---------- TASK DATA

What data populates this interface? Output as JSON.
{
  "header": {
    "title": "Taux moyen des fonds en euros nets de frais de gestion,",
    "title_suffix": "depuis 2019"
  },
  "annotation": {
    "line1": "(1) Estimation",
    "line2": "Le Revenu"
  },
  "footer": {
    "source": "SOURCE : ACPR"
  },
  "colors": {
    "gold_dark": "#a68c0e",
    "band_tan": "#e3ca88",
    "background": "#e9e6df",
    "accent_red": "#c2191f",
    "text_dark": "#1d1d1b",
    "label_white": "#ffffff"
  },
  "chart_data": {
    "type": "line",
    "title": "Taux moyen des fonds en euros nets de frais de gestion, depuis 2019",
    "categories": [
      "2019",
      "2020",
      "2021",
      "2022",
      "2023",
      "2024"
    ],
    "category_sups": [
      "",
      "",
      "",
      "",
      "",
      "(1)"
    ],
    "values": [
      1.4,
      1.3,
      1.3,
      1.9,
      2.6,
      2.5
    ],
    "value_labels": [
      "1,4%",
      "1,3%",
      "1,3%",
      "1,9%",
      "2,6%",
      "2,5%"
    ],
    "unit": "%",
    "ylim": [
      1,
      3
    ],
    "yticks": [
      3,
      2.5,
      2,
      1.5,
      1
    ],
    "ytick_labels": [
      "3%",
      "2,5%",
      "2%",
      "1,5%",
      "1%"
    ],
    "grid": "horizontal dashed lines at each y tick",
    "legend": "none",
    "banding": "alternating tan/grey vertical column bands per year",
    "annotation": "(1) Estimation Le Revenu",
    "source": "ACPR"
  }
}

--------------------

**EXERCISE INSTRUCTIONS:** Only the number is wanted: how many lines above include the word "frais"?

**TASK SOLUTION:** 2